- [PROBLEM DESCRIPTION] Count lines holding the word "Blaire". Only the number is wanted.

(Collected data)
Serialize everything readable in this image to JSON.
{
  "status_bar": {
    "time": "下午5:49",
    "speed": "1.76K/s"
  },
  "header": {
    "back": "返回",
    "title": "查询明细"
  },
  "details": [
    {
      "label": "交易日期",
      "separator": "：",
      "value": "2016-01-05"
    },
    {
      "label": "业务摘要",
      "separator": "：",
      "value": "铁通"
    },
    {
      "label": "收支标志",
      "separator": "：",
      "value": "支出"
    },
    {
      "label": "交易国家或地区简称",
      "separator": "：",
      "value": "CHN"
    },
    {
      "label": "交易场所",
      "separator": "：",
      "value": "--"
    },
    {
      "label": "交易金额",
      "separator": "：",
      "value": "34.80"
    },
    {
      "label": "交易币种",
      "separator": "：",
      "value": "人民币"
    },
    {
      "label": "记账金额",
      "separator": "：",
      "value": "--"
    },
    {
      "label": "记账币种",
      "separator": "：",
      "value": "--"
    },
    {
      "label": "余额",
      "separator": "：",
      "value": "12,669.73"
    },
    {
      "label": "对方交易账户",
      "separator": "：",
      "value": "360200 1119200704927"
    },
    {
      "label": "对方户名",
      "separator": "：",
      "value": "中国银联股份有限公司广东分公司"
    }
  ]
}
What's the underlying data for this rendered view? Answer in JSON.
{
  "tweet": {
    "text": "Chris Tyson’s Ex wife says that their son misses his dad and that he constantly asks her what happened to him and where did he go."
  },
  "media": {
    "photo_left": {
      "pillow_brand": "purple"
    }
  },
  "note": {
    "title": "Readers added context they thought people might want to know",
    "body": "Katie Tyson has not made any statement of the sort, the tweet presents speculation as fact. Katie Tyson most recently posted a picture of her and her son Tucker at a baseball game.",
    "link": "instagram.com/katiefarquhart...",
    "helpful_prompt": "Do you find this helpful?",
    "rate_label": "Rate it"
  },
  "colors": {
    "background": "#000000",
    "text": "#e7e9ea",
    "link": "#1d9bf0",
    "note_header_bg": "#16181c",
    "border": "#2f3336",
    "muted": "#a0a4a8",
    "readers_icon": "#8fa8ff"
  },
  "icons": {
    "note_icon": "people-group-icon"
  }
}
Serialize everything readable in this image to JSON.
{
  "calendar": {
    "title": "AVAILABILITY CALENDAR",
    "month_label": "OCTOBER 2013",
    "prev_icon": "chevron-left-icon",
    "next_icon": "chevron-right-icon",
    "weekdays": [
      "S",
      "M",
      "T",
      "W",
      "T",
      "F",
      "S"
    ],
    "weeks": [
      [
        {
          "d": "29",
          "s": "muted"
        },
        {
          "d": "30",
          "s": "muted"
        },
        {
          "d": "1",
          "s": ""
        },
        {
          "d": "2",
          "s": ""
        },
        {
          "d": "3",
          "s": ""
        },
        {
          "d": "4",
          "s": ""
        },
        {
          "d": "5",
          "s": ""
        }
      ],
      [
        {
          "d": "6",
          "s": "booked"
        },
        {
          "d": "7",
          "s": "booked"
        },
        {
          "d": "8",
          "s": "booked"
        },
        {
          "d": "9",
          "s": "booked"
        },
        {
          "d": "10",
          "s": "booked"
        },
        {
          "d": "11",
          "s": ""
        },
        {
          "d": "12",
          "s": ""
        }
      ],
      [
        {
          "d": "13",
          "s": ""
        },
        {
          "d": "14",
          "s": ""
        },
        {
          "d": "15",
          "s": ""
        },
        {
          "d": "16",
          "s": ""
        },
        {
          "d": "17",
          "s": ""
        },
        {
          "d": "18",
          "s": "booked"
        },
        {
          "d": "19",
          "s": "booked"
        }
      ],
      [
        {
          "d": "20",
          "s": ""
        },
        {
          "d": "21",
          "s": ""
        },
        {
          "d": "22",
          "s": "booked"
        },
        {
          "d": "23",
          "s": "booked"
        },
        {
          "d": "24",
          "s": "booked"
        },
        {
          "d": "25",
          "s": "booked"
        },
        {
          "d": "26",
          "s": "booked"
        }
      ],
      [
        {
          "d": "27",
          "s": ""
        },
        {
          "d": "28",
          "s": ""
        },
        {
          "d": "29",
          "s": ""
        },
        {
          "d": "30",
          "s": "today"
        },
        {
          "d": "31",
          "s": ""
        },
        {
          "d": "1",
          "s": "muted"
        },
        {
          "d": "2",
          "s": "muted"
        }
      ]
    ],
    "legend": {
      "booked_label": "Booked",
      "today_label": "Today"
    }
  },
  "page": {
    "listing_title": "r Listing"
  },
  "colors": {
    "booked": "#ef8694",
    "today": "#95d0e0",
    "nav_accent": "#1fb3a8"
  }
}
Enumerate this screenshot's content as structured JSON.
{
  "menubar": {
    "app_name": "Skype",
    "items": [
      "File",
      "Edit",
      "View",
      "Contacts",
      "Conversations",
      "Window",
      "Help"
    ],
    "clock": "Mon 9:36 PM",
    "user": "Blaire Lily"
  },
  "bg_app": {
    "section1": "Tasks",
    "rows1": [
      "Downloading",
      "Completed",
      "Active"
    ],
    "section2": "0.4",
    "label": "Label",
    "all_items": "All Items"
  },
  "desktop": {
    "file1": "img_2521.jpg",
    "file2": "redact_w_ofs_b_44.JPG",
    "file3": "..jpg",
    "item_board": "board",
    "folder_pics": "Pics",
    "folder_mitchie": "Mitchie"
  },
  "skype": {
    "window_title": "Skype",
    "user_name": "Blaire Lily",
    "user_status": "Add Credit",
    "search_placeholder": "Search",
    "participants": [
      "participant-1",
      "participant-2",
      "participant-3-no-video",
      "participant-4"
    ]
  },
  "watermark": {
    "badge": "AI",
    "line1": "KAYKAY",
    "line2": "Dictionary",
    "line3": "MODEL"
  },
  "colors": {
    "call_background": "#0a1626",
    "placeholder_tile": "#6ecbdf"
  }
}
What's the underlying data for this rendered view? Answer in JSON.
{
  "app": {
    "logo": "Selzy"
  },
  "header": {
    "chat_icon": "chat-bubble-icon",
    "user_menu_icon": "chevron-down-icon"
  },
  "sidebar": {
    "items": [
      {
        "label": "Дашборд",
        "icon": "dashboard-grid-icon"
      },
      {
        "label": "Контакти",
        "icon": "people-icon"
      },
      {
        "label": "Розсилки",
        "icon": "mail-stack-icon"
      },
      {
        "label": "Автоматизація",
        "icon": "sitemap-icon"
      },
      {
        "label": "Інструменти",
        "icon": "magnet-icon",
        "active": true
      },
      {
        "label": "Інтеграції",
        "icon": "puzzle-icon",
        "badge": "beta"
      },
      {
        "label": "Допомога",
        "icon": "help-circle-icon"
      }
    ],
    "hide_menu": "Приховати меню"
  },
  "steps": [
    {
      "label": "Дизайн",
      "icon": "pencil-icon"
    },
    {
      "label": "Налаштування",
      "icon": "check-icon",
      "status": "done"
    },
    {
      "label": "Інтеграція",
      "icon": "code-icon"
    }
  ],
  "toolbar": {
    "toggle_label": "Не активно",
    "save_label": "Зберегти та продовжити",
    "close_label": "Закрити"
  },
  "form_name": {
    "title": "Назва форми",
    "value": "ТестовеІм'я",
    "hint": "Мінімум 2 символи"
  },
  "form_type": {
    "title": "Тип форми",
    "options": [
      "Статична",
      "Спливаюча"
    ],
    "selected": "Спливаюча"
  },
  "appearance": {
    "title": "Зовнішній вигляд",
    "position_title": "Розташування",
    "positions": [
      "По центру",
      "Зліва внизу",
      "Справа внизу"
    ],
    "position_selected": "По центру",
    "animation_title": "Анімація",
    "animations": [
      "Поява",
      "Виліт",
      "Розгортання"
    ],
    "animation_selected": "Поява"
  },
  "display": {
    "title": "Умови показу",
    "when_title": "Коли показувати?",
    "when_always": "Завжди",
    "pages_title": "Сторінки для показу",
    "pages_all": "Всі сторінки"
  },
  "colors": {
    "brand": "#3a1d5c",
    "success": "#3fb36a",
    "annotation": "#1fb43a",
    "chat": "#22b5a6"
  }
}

- [TASK SOLUTION] 2